- WHAT THE EXERCISE ASKS -
Please report every line from the material that contains the word "Norah".

>> begin ENTRIES PROVIDED

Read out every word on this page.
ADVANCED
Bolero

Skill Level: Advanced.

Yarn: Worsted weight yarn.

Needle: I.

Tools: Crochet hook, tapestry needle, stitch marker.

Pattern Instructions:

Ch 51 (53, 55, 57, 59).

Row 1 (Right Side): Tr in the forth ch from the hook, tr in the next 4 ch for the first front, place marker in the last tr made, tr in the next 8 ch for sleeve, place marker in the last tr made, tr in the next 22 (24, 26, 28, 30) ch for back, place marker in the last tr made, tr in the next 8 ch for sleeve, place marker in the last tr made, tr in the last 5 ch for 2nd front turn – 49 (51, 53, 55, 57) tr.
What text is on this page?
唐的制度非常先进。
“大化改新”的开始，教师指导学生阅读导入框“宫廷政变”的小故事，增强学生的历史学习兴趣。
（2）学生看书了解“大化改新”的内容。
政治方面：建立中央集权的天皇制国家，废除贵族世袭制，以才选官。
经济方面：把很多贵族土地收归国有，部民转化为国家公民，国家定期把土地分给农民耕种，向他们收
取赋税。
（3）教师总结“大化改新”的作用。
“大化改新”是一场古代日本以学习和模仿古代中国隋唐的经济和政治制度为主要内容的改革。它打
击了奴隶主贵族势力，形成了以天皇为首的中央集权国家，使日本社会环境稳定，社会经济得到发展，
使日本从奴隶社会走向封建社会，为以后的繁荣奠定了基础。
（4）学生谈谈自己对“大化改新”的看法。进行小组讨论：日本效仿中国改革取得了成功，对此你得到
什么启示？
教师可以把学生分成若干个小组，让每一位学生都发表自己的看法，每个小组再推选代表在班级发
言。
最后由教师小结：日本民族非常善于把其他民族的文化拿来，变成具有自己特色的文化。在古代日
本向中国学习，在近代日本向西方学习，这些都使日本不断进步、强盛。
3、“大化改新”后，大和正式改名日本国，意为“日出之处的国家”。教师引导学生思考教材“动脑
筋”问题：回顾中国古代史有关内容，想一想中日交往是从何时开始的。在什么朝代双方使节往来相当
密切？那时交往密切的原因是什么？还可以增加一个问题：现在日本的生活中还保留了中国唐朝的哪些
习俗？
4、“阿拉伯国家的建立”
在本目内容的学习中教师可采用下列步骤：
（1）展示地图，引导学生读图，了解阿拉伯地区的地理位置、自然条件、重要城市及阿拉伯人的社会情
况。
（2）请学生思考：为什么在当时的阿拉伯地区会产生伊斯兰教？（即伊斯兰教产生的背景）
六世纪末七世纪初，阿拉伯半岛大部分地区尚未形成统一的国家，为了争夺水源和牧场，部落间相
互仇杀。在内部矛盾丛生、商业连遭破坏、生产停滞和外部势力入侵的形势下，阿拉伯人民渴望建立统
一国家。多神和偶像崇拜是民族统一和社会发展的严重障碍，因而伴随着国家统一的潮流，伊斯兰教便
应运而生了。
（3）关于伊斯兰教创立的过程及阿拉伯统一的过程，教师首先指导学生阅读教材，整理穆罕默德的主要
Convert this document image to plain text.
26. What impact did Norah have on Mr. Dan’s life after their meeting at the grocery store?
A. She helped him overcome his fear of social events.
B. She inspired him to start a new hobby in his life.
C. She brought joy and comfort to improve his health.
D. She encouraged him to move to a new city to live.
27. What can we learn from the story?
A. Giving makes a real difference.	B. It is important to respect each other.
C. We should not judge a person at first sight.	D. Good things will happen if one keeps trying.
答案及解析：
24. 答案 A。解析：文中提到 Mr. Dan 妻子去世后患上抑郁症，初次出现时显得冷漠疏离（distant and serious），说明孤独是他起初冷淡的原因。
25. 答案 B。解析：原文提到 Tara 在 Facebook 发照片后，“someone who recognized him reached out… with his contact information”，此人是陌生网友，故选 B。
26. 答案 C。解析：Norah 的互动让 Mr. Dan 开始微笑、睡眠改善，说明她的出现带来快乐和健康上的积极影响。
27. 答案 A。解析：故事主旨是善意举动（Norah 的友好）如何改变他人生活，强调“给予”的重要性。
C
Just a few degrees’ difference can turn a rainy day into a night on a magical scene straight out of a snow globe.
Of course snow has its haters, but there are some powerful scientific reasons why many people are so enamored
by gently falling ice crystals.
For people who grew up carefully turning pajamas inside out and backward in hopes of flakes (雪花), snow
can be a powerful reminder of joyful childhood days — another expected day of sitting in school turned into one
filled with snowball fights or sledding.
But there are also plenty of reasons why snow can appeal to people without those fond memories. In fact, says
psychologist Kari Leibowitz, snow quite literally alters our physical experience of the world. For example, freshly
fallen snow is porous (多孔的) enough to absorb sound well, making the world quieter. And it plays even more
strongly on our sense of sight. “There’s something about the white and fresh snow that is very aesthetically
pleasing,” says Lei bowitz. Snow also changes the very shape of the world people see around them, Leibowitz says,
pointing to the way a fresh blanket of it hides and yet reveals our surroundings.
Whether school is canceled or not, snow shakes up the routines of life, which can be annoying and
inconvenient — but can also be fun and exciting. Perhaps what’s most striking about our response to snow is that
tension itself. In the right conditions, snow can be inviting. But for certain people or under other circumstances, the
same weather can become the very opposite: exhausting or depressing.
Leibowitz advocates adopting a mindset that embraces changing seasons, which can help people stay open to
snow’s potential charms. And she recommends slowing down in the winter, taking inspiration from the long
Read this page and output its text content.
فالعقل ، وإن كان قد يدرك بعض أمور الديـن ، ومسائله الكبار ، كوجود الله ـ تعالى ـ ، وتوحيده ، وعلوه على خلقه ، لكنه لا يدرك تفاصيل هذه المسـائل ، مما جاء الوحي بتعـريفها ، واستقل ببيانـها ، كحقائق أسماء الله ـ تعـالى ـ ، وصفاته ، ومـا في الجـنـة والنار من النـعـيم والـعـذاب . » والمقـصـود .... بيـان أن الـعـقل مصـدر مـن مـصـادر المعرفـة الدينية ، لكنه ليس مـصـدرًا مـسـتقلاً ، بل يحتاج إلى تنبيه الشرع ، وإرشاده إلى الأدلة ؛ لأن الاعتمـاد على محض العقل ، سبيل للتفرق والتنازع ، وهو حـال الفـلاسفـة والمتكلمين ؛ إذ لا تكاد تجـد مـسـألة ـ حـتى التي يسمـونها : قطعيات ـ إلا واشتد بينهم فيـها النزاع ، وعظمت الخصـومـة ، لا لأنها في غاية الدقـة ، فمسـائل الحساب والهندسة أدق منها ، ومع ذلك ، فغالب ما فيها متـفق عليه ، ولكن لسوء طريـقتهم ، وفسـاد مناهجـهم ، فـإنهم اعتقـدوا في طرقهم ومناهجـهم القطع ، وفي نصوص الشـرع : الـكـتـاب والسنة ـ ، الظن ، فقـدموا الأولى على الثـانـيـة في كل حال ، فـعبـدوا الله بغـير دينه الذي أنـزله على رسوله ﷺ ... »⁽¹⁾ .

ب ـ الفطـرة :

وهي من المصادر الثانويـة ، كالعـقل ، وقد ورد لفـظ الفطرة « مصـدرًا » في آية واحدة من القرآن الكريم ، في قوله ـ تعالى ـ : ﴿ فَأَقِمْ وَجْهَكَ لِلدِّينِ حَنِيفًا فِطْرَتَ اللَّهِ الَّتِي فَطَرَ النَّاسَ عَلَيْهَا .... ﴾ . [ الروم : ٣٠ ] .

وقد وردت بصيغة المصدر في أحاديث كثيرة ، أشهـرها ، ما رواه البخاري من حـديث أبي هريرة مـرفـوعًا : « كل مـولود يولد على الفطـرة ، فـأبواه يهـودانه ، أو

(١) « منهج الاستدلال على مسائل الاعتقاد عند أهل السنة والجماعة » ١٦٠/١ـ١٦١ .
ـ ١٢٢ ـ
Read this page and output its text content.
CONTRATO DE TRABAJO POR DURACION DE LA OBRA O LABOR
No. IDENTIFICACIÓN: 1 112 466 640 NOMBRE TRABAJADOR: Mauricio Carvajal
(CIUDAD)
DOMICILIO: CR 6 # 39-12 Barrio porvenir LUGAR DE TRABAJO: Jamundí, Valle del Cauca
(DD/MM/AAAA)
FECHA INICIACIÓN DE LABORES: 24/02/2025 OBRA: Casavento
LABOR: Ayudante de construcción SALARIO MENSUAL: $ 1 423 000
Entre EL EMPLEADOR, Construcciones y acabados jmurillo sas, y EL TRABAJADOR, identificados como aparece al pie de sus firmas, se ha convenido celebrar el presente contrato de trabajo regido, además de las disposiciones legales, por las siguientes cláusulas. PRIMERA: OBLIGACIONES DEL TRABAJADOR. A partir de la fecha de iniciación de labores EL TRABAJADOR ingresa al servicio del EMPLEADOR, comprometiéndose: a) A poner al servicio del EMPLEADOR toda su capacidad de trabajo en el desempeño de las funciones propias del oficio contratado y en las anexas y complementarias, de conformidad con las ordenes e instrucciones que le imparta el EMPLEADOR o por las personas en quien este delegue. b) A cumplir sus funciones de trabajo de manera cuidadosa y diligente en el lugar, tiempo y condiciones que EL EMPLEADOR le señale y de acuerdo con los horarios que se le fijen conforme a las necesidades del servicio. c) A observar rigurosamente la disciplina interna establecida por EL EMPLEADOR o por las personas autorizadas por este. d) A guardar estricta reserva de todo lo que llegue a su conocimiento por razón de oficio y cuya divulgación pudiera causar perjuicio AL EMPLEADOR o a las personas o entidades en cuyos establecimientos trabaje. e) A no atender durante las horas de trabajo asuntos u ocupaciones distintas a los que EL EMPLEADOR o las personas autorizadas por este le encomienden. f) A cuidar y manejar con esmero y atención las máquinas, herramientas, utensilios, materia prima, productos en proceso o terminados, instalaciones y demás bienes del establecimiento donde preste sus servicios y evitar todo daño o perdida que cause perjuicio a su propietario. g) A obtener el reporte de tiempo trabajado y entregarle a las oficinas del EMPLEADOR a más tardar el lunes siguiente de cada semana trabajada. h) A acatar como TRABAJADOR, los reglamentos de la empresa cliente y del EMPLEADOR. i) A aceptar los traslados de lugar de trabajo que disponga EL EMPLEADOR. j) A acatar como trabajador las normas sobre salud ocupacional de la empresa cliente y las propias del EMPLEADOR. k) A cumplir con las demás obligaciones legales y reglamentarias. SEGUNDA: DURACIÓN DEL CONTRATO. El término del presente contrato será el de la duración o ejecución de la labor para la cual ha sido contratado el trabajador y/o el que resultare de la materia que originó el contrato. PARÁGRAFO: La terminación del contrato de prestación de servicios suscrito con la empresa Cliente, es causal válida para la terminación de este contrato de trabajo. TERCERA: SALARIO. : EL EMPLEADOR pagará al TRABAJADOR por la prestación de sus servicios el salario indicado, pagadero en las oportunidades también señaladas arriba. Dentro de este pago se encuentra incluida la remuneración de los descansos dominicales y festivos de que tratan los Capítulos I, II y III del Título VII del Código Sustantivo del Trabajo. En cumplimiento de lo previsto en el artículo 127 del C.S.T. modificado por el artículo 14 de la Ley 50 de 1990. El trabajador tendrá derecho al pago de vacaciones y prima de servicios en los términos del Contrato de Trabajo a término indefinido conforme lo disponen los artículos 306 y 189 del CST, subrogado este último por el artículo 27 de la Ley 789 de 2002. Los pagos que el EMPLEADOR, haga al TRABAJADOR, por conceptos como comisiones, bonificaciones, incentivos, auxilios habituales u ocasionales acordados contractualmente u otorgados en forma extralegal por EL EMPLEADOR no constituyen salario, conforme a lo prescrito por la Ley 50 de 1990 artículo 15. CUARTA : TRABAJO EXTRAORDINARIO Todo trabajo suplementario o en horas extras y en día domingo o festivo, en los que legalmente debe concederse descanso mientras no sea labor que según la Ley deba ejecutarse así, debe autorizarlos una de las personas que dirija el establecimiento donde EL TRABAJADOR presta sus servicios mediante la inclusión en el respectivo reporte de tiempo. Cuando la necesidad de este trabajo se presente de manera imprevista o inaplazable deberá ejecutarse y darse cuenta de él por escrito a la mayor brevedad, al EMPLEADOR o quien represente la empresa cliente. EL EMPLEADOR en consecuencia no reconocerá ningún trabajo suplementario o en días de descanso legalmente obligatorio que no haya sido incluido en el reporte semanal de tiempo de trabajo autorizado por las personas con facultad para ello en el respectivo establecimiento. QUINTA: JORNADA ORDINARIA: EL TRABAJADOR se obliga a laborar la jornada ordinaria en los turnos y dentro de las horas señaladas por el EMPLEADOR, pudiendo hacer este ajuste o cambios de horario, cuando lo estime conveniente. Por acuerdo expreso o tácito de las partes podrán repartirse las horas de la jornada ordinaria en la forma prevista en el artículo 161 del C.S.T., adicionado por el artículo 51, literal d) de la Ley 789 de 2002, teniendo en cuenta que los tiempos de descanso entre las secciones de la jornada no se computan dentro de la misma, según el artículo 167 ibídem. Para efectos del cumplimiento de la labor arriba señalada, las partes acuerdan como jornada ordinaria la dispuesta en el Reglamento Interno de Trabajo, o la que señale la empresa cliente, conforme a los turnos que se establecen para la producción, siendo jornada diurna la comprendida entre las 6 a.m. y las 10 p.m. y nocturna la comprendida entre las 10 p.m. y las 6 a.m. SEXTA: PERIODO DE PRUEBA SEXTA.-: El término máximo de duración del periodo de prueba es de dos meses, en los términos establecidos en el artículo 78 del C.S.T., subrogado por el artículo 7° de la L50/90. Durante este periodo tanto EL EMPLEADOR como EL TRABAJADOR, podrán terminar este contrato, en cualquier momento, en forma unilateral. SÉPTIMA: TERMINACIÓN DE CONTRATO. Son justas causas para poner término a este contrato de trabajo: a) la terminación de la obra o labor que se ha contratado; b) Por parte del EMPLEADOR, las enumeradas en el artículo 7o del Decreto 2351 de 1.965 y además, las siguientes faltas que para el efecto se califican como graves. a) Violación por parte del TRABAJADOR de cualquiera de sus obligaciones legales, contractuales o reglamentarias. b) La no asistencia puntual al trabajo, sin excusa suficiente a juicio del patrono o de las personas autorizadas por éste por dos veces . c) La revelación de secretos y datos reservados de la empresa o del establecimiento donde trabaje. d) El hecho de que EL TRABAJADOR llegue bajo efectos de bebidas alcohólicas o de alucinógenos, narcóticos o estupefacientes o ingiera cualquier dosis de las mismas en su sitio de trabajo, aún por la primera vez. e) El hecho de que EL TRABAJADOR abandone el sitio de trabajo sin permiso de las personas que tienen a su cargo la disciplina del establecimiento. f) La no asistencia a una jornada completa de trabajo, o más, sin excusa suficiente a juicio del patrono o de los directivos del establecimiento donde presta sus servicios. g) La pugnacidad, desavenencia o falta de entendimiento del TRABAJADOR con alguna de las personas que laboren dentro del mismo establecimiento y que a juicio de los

>> end ENTRIES PROVIDED

- RESULT OF THIS TASK -
26. What impact did Norah have on Mr. Dan’s life after their meeting at the grocery store?
26. 答案 C。解析：Norah 的互动让 Mr. Dan 开始微笑、睡眠改善，说明她的出现带来快乐和健康上的积极影响。
27. 答案 A。解析：故事主旨是善意举动（Norah 的友好）如何改变他人生活，强调“给予”的重要性。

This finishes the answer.